Records from a collection:
:::

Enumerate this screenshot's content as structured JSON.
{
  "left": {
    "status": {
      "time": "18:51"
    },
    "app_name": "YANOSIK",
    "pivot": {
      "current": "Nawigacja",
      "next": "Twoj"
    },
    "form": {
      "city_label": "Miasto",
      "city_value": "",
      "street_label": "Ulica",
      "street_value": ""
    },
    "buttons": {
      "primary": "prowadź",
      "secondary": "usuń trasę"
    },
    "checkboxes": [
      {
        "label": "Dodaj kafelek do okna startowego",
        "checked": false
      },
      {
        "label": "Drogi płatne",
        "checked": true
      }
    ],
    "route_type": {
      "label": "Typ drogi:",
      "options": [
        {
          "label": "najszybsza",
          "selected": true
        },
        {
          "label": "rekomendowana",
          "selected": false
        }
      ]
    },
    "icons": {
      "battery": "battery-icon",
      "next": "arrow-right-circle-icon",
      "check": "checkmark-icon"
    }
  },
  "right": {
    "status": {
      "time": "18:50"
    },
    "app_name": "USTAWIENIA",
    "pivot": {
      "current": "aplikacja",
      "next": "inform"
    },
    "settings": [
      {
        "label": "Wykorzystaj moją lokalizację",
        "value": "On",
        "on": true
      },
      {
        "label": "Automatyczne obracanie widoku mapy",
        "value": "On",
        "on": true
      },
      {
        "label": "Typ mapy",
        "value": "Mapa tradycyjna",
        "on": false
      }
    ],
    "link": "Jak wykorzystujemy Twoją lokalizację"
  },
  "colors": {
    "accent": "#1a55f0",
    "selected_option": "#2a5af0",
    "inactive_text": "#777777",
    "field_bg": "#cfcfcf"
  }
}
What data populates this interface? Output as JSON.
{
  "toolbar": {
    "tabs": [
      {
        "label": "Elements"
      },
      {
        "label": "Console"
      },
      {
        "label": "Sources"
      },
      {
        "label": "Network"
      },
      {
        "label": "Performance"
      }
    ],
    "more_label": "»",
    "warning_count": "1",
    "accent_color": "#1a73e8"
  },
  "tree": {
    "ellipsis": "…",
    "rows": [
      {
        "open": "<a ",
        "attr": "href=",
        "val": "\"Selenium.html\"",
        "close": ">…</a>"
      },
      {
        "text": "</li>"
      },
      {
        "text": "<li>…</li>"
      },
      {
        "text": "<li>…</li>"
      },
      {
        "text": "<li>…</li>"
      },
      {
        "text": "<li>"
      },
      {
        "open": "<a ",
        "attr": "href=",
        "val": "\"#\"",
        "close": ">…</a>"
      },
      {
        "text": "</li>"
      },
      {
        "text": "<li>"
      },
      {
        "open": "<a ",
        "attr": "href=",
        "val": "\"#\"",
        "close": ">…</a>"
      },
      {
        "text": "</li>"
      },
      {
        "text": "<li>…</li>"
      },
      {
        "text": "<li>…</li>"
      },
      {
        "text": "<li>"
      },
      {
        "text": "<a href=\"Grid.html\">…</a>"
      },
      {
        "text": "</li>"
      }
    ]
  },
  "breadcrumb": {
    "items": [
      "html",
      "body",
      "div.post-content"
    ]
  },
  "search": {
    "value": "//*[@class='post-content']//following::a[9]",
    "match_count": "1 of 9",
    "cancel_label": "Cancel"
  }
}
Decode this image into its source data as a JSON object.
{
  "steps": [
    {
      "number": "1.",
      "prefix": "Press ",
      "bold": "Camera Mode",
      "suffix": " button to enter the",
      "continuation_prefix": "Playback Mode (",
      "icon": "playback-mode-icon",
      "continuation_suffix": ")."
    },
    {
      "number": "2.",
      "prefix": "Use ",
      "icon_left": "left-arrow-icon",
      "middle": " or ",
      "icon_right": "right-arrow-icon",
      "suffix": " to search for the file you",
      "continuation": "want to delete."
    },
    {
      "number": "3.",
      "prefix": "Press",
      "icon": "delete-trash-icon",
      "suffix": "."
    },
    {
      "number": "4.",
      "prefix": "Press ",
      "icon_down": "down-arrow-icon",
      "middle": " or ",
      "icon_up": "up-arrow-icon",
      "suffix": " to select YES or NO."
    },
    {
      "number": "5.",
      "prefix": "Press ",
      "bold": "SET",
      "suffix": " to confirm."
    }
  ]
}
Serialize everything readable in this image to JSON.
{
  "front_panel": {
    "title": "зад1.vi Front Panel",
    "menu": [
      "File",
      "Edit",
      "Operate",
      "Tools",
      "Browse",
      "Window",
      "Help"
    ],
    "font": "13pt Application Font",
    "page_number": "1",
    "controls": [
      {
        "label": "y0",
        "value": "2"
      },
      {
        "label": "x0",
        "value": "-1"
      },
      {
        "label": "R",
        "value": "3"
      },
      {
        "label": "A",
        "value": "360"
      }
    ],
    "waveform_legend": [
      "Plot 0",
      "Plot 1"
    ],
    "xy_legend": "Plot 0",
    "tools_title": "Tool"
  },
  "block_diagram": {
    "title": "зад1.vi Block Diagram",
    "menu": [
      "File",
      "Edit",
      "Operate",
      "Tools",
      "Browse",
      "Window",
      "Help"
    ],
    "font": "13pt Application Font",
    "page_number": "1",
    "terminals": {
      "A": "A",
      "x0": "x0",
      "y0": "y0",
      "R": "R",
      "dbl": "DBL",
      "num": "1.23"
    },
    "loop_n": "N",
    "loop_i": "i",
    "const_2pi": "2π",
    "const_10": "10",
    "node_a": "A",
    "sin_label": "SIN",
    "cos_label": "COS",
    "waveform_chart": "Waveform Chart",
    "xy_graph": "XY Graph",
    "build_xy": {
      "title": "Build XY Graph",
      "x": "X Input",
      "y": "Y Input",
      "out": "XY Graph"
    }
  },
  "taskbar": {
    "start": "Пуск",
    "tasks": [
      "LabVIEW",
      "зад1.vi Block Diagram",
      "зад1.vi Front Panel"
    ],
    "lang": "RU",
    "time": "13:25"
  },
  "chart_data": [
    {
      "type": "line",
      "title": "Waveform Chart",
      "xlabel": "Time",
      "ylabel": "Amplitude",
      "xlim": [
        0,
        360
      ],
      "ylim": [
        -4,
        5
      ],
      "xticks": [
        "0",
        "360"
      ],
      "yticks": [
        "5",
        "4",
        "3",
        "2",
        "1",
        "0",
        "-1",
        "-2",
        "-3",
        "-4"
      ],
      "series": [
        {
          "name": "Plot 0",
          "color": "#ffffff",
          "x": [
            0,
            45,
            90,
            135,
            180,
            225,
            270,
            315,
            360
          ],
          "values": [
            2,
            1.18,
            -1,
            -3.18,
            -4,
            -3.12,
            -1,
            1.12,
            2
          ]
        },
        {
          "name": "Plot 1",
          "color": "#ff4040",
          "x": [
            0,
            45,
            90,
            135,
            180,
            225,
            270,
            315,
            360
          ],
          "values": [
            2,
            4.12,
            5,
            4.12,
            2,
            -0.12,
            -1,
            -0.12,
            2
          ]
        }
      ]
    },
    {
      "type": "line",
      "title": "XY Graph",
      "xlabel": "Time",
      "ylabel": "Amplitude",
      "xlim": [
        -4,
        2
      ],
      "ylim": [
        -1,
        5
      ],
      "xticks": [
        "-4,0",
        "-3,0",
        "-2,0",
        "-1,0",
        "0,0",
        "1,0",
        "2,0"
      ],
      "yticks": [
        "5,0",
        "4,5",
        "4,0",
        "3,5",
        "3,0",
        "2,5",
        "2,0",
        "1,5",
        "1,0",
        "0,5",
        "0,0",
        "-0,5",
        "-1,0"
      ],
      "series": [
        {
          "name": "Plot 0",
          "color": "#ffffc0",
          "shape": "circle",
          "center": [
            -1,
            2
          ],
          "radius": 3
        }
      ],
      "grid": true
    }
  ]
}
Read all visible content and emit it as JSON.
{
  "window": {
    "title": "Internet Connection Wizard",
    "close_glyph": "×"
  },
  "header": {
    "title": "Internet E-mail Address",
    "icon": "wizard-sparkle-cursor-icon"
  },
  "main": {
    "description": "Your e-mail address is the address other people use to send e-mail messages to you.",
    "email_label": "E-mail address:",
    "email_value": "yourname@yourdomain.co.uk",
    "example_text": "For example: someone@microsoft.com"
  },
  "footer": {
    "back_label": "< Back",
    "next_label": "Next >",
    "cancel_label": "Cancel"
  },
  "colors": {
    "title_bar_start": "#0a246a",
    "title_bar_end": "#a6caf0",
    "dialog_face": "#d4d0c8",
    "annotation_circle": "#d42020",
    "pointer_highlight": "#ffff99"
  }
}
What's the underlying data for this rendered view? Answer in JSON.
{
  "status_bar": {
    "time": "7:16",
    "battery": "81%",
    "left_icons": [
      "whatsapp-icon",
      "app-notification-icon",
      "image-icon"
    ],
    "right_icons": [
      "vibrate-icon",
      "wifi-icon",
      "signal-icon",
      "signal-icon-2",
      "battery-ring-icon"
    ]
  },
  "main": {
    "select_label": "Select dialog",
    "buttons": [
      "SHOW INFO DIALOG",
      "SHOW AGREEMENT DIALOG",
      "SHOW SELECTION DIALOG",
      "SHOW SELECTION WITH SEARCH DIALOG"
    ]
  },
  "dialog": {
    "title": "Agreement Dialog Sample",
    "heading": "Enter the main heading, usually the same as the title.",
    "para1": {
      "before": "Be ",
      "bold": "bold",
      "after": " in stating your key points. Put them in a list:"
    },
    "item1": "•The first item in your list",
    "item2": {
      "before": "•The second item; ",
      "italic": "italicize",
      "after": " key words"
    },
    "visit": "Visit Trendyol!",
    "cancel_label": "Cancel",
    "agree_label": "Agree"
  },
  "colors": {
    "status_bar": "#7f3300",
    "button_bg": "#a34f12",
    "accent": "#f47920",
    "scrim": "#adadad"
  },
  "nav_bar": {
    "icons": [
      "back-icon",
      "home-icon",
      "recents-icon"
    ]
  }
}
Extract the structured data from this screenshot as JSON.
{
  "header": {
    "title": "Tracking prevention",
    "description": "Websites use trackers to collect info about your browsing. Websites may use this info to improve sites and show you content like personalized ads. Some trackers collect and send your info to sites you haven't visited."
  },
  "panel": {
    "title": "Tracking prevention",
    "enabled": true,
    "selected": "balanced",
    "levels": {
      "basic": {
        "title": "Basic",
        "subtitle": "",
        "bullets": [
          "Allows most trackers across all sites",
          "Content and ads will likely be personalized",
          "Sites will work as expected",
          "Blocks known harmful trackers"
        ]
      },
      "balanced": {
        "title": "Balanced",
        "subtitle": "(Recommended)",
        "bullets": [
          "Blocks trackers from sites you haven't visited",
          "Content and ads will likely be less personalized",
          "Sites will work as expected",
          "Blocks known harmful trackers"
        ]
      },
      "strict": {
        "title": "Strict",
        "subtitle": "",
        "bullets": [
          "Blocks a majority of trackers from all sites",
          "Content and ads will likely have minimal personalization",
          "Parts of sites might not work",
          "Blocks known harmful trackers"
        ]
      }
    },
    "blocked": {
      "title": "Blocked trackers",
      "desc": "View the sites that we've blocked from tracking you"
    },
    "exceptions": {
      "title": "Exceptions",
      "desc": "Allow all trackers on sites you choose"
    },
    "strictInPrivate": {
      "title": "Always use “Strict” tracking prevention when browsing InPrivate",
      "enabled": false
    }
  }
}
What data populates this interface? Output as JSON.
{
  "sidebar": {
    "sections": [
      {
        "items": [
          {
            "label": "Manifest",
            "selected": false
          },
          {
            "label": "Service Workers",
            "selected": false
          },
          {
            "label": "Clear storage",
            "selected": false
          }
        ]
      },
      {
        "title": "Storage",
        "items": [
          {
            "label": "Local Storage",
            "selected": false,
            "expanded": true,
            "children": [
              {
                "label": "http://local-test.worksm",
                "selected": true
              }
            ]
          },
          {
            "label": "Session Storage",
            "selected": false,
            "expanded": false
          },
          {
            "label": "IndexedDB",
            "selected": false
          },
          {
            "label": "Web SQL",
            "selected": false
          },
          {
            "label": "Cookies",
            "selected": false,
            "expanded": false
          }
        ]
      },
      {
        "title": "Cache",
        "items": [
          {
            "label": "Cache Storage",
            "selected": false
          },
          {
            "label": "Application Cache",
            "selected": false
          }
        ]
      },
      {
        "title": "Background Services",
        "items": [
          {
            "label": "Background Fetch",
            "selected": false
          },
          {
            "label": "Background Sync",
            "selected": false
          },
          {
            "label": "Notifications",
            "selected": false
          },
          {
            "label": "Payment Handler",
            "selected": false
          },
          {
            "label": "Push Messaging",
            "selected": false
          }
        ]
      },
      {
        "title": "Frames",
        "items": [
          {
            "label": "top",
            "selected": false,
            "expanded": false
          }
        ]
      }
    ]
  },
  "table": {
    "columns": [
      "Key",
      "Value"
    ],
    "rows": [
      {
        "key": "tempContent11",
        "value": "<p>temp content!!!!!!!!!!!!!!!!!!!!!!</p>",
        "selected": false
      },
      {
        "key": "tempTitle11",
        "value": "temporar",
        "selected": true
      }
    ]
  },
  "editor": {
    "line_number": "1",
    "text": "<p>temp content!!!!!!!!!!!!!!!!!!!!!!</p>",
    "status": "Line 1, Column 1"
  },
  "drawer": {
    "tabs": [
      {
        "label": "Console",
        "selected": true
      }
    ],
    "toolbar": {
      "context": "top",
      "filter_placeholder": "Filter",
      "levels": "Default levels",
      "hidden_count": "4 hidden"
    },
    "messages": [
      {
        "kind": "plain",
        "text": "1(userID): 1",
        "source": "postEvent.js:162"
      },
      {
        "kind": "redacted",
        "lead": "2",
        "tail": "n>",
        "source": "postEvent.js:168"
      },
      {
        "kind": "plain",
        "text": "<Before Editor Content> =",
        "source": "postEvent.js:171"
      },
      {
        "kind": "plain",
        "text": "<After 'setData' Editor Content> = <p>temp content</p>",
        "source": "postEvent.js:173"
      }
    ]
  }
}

:::

Given exercise: List the lines of the records where "arrow" occurs.

Right answer:
      "next": "arrow-right-circle-icon",
      "icon_left": "left-arrow-icon",
      "icon_right": "right-arrow-icon",
      "icon_down": "down-arrow-icon",
      "icon_up": "up-arrow-icon",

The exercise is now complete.